▶ [Aim of the exercise]:
Write out every line below that includes the word "fries".

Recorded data
········

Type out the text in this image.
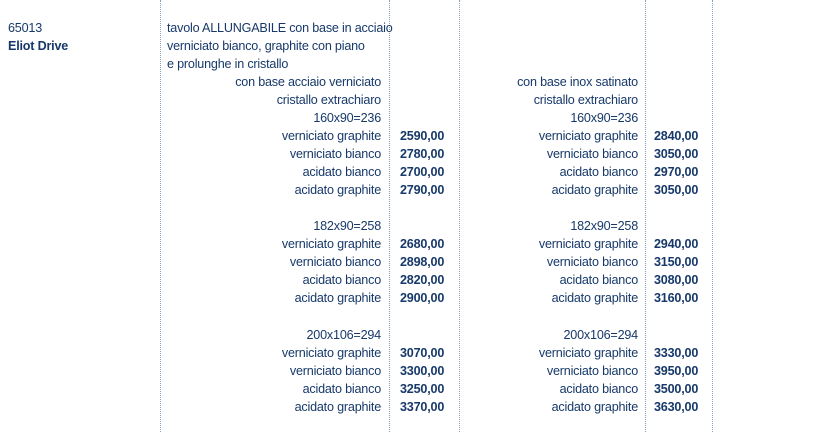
65013
Eliot Drive
tavolo ALLUNGABILE con base in acciaio
verniciato bianco, graphite con piano
e prolunghe in cristallo
con base acciaio verniciato
cristallo extrachiaro
160x90=236
verniciato graphite 2590,00
verniciato bianco 2780,00
acidato bianco 2700,00
acidato graphite 2790,00
182x90=258
verniciato graphite 2680,00
verniciato bianco 2898,00
acidato bianco 2820,00
acidato graphite 2900,00
200x106=294
verniciato graphite 3070,00
verniciato bianco 3300,00
acidato bianco 3250,00
acidato graphite 3370,00
con base inox satinato
cristallo extrachiaro
160x90=236
verniciato graphite 2840,00
verniciato bianco 3050,00
acidato bianco 2970,00
acidato graphite 3050,00
182x90=258
verniciato graphite 2940,00
verniciato bianco 3150,00
acidato bianco 3080,00
acidato graphite 3160,00
200x106=294
verniciato graphite 3330,00
verniciato bianco 3950,00
acidato bianco 3500,00
acidato graphite 3630,00
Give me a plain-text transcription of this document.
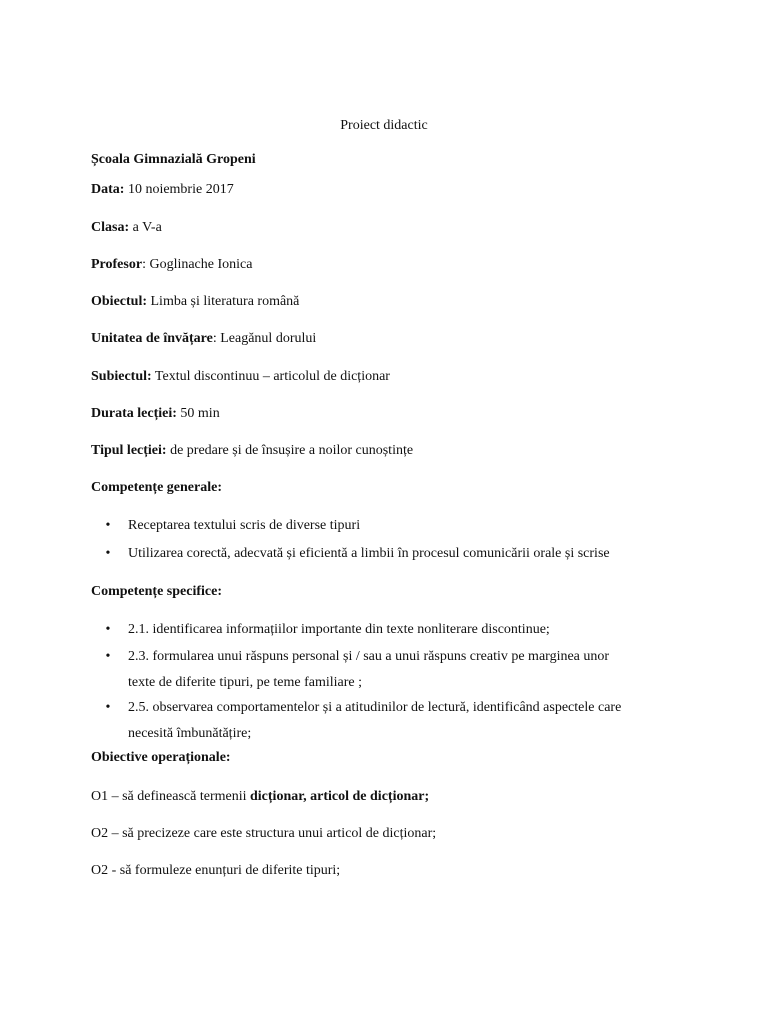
Proiect didactic
Școala Gimnazială Gropeni
Data: 10 noiembrie 2017
Clasa: a V-a
Profesor: Goglinache Ionica
Obiectul: Limba și literatura română
Unitatea de învățare: Leagănul dorului
Subiectul: Textul discontinuu – articolul de dicționar
Durata lecției: 50 min
Tipul lecției: de predare și de însușire a noilor cunoștințe
Competențe generale:
• Receptarea textului scris de diverse tipuri
• Utilizarea corectă, adecvată și eficientă a limbii în procesul comunicării orale și scrise
Competențe specifice:
• 2.1. identificarea informațiilor importante din texte nonliterare discontinue;
• 2.3. formularea unui răspuns personal și / sau a unui răspuns creativ pe marginea unor
texte de diferite tipuri, pe teme familiare ;
• 2.5. observarea comportamentelor și a atitudinilor de lectură, identificând aspectele care
necesită îmbunătățire;
Obiective operaționale:
O1 – să definească termenii dicționar, articol de dicționar;
O2 – să precizeze care este structura unui articol de dicționar;
O2 - să formuleze enunțuri de diferite tipuri;
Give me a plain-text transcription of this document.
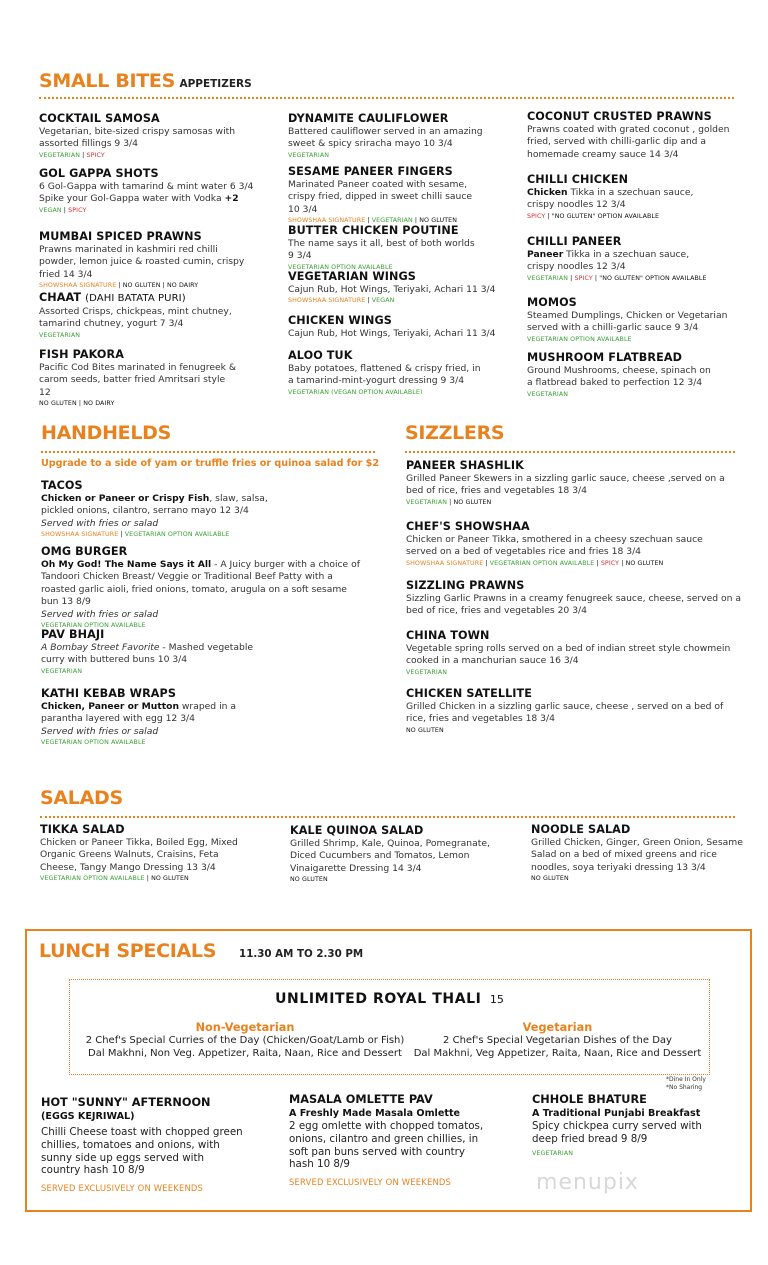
SMALL BITES APPETIZERS
COCKTAIL SAMOSA
Vegetarian, bite-sized crispy samosas with assorted fillings 9 3/4
VEGETARIAN | SPICY
GOL GAPPA SHOTS
6 Gol-Gappa with tamarind & mint water 6 3/4
Spike your Gol-Gappa water with Vodka +2
VEGAN | SPICY
MUMBAI SPICED PRAWNS
Prawns marinated in kashmiri red chilli powder, lemon juice & roasted cumin, crispy fried 14 3/4
SHOWSHAA SIGNATURE | NO GLUTEN | NO DAIRY
CHAAT (DAHI BATATA PURI)
Assorted Crisps, chickpeas, mint chutney, tamarind chutney, yogurt 7 3/4
VEGETARIAN
FISH PAKORA
Pacific Cod Bites marinated in fenugreek & carom seeds, batter fried Amritsari style 12
NO GLUTEN | NO DAIRY
DYNAMITE CAULIFLOWER
Battered cauliflower served in an amazing sweet & spicy sriracha mayo 10 3/4
VEGETARIAN
SESAME PANEER FINGERS
Marinated Paneer coated with sesame, crispy fried, dipped in sweet chilli sauce 10 3/4
SHOWSHAA SIGNATURE | VEGETARIAN | NO GLUTEN
BUTTER CHICKEN POUTINE
The name says it all, best of both worlds 9 3/4
VEGETARIAN OPTION AVAILABLE
VEGETARIAN WINGS
Cajun Rub, Hot Wings, Teriyaki, Achari 11 3/4
SHOWSHAA SIGNATURE | VEGAN
CHICKEN WINGS
Cajun Rub, Hot Wings, Teriyaki, Achari 11 3/4
ALOO TUK
Baby potatoes, flattened & crispy fried, in a tamarind-mint-yogurt dressing 9 3/4
VEGETARIAN (VEGAN OPTION AVAILABLE)
COCONUT CRUSTED PRAWNS
Prawns coated with grated coconut , golden fried, served with chilli-garlic dip and a homemade creamy sauce 14 3/4
CHILLI CHICKEN
Chicken Tikka in a szechuan sauce, crispy noodles 12 3/4
SPICY | "NO GLUTEN" OPTION AVAILABLE
CHILLI PANEER
Paneer Tikka in a szechuan sauce, crispy noodles 12 3/4
VEGETARIAN | SPICY | "NO GLUTEN" OPTION AVAILABLE
MOMOS
Steamed Dumplings, Chicken or Vegetarian served with a chilli-garlic sauce 9 3/4
VEGETARIAN OPTION AVAILABLE
MUSHROOM FLATBREAD
Ground Mushrooms, cheese, spinach on a flatbread baked to perfection 12 3/4
VEGETARIAN
HANDHELDS
Upgrade to a side of yam or truffle fries or quinoa salad for $2
TACOS
Chicken or Paneer or Crispy Fish, slaw, salsa, pickled onions, cilantro, serrano mayo 12 3/4
Served with fries or salad
SHOWSHAA SIGNATURE | VEGETARIAN OPTION AVAILABLE
OMG BURGER
Oh My God! The Name Says it All - A Juicy burger with a choice of Tandoori Chicken Breast/ Veggie or Traditional Beef Patty with a roasted garlic aioli, fried onions, tomato, arugula on a soft sesame bun 13 8/9
Served with fries or salad
VEGETARIAN OPTION AVAILABLE
PAV BHAJI
A Bombay Street Favorite - Mashed vegetable curry with buttered buns 10 3/4
VEGETARIAN
KATHI KEBAB WRAPS
Chicken, Paneer or Mutton wraped in a parantha layered with egg 12 3/4
Served with fries or salad
VEGETARIAN OPTION AVAILABLE
SIZZLERS
PANEER SHASHLIK
Grilled Paneer Skewers in a sizzling garlic sauce, cheese ,served on a bed of rice, fries and vegetables 18 3/4
VEGETARIAN | NO GLUTEN
CHEF'S SHOWSHAA
Chicken or Paneer Tikka, smothered in a cheesy szechuan sauce served on a bed of vegetables rice and fries 18 3/4
SHOWSHAA SIGNATURE | VEGETARIAN OPTION AVAILABLE | SPICY | NO GLUTEN
SIZZLING PRAWNS
Sizzling Garlic Prawns in a creamy fenugreek sauce, cheese, served on a bed of rice, fries and vegetables 20 3/4
CHINA TOWN
Vegetable spring rolls served on a bed of indian street style chowmein cooked in a manchurian sauce 16 3/4
VEGETARIAN
CHICKEN SATELLITE
Grilled Chicken in a sizzling garlic sauce, cheese , served on a bed of rice, fries and vegetables 18 3/4
NO GLUTEN
SALADS
TIKKA SALAD
Chicken or Paneer Tikka, Boiled Egg, Mixed Organic Greens Walnuts, Craisins, Feta Cheese, Tangy Mango Dressing 13 3/4
VEGETARIAN OPTION AVAILABLE | NO GLUTEN
KALE QUINOA SALAD
Grilled Shrimp, Kale, Quinoa, Pomegranate, Diced Cucumbers and Tomatos, Lemon Vinaigarette Dressing 14 3/4
NO GLUTEN
NOODLE SALAD
Grilled Chicken, Ginger, Green Onion, Sesame Salad on a bed of mixed greens and rice noodles, soya teriyaki dressing 13 3/4
NO GLUTEN
LUNCH SPECIALS 11.30 AM TO 2.30 PM
UNLIMITED ROYAL THALI 15
Non-Vegetarian
2 Chef's Special Curries of the Day (Chicken/Goat/Lamb or Fish)
Dal Makhni, Non Veg. Appetizer, Raita, Naan, Rice and Dessert
Vegetarian
2 Chef's Special Vegetarian Dishes of the Day
Dal Makhni, Veg Appetizer, Raita, Naan, Rice and Dessert
*Dine In Only
*No Sharing
HOT "SUNNY" AFTERNOON
(EGGS KEJRIWAL)
Chilli Cheese toast with chopped green chillies, tomatoes and onions, with sunny side up eggs served with country hash 10 8/9
SERVED EXCLUSIVELY ON WEEKENDS
MASALA OMLETTE PAV
A Freshly Made Masala Omlette
2 egg omlette with chopped tomatos, onions, cilantro and green chillies, in soft pan buns served with country hash 10 8/9
SERVED EXCLUSIVELY ON WEEKENDS
CHHOLE BHATURE
A Traditional Punjabi Breakfast
Spicy chickpea curry served with deep fried bread 9 8/9
VEGETARIAN
menupix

········

▶ [Reply]:
Upgrade to a side of yam or truffle fries or quinoa salad for $2
Served with fries or salad
Served with fries or salad
Served with fries or salad
Grilled Paneer Skewers in a sizzling garlic sauce, cheese ,served on a bed of rice, fries and vegetables 18 3/4
Chicken or Paneer Tikka, smothered in a cheesy szechuan sauce served on a bed of vegetables rice and fries 18 3/4
Sizzling Garlic Prawns in a creamy fenugreek sauce, cheese, served on a bed of rice, fries and vegetables 20 3/4
Grilled Chicken in a sizzling garlic sauce, cheese , served on a bed of rice, fries and vegetables 18 3/4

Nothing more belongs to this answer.